THE EXERCISE — Print the complete set of entries exactly.

RECORDS FOR THE TASK —
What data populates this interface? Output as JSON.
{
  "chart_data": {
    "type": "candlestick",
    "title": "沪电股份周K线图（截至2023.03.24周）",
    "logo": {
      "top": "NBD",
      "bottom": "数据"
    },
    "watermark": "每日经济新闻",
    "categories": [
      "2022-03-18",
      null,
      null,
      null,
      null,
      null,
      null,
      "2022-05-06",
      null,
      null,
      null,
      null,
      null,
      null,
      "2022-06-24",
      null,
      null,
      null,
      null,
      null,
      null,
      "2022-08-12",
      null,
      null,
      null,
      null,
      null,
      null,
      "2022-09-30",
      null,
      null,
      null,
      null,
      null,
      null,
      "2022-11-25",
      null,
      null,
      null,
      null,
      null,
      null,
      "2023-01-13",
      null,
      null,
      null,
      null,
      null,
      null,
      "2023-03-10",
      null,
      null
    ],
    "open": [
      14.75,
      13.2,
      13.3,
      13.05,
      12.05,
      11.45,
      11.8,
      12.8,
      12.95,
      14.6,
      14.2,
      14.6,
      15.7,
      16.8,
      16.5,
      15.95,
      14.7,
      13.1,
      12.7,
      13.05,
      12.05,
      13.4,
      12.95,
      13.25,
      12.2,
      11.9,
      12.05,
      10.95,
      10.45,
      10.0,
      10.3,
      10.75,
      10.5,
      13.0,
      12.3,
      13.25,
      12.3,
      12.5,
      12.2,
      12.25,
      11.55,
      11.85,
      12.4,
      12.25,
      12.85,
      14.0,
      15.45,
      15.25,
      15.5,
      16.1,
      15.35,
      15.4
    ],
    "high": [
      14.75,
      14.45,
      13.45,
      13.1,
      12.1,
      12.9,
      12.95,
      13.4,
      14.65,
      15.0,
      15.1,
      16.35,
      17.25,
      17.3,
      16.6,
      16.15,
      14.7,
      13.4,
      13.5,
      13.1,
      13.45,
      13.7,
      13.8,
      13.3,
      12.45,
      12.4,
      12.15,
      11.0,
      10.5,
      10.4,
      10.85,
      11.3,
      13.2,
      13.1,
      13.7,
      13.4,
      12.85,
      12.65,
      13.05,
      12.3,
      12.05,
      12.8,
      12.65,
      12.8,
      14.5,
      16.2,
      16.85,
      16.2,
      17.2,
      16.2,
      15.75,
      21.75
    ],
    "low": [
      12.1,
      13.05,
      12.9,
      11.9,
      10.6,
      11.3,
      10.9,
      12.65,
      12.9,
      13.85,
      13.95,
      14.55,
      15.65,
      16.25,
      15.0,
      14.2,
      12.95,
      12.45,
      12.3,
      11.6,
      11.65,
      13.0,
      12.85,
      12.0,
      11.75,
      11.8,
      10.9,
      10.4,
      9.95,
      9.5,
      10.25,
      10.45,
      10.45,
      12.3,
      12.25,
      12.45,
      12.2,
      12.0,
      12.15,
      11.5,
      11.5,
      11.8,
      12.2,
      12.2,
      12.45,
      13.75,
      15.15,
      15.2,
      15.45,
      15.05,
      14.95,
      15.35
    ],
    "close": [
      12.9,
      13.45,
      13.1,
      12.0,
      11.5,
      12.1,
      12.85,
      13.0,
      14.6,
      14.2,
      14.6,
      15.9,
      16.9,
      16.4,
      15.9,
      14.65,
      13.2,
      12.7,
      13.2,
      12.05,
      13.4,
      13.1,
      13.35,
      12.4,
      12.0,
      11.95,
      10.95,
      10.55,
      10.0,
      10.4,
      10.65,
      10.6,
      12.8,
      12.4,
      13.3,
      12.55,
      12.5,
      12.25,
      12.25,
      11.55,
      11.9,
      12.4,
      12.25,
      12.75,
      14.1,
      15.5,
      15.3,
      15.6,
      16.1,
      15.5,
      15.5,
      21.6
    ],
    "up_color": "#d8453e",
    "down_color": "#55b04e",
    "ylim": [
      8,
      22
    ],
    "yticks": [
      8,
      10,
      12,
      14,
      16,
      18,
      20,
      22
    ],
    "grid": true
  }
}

COMPLETE ANSWER —
What data populates this interface? Output as JSON.
{
  "chart_data": {
    "type": "candlestick",
    "title": "沪电股份周K线图（截至2023.03.24周）",
    "logo": {
      "top": "NBD",
      "bottom": "数据"
    },
    "watermark": "每日经济新闻",
    "categories": [
      "2022-03-18",
      null,
      null,
      null,
      null,
      null,
      null,
      "2022-05-06",
      null,
      null,
      null,
      null,
      null,
      null,
      "2022-06-24",
      null,
      null,
      null,
      null,
      null,
      null,
      "2022-08-12",
      null,
      null,
      null,
      null,
      null,
      null,
      "2022-09-30",
      null,
      null,
      null,
      null,
      null,
      null,
      "2022-11-25",
      null,
      null,
      null,
      null,
      null,
      null,
      "2023-01-13",
      null,
      null,
      null,
      null,
      null,
      null,
      "2023-03-10",
      null,
      null
    ],
    "open": [
      14.75,
      13.2,
      13.3,
      13.05,
      12.05,
      11.45,
      11.8,
      12.8,
      12.95,
      14.6,
      14.2,
      14.6,
      15.7,
      16.8,
      16.5,
      15.95,
      14.7,
      13.1,
      12.7,
      13.05,
      12.05,
      13.4,
      12.95,
      13.25,
      12.2,
      11.9,
      12.05,
      10.95,
      10.45,
      10.0,
      10.3,
      10.75,
      10.5,
      13.0,
      12.3,
      13.25,
      12.3,
      12.5,
      12.2,
      12.25,
      11.55,
      11.85,
      12.4,
      12.25,
      12.85,
      14.0,
      15.45,
      15.25,
      15.5,
      16.1,
      15.35,
      15.4
    ],
    "high": [
      14.75,
      14.45,
      13.45,
      13.1,
      12.1,
      12.9,
      12.95,
      13.4,
      14.65,
      15.0,
      15.1,
      16.35,
      17.25,
      17.3,
      16.6,
      16.15,
      14.7,
      13.4,
      13.5,
      13.1,
      13.45,
      13.7,
      13.8,
      13.3,
      12.45,
      12.4,
      12.15,
      11.0,
      10.5,
      10.4,
      10.85,
      11.3,
      13.2,
      13.1,
      13.7,
      13.4,
      12.85,
      12.65,
      13.05,
      12.3,
      12.05,
      12.8,
      12.65,
      12.8,
      14.5,
      16.2,
      16.85,
      16.2,
      17.2,
      16.2,
      15.75,
      21.75
    ],
    "low": [
      12.1,
      13.05,
      12.9,
      11.9,
      10.6,
      11.3,
      10.9,
      12.65,
      12.9,
      13.85,
      13.95,
      14.55,
      15.65,
      16.25,
      15.0,
      14.2,
      12.95,
      12.45,
      12.3,
      11.6,
      11.65,
      13.0,
      12.85,
      12.0,
      11.75,
      11.8,
      10.9,
      10.4,
      9.95,
      9.5,
      10.25,
      10.45,
      10.45,
      12.3,
      12.25,
      12.45,
      12.2,
      12.0,
      12.15,
      11.5,
      11.5,
      11.8,
      12.2,
      12.2,
      12.45,
      13.75,
      15.15,
      15.2,
      15.45,
      15.05,
      14.95,
      15.35
    ],
    "close": [
      12.9,
      13.45,
      13.1,
      12.0,
      11.5,
      12.1,
      12.85,
      13.0,
      14.6,
      14.2,
      14.6,
      15.9,
      16.9,
      16.4,
      15.9,
      14.65,
      13.2,
      12.7,
      13.2,
      12.05,
      13.4,
      13.1,
      13.35,
      12.4,
      12.0,
      11.95,
      10.95,
      10.55,
      10.0,
      10.4,
      10.65,
      10.6,
      12.8,
      12.4,
      13.3,
      12.55,
      12.5,
      12.25,
      12.25,
      11.55,
      11.9,
      12.4,
      12.25,
      12.75,
      14.1,
      15.5,
      15.3,
      15.6,
      16.1,
      15.5,
      15.5,
      21.6
    ],
    "up_color": "#d8453e",
    "down_color": "#55b04e",
    "ylim": [
      8,
      22
    ],
    "yticks": [
      8,
      10,
      12,
      14,
      16,
      18,
      20,
      22
    ],
    "grid": true
  }
}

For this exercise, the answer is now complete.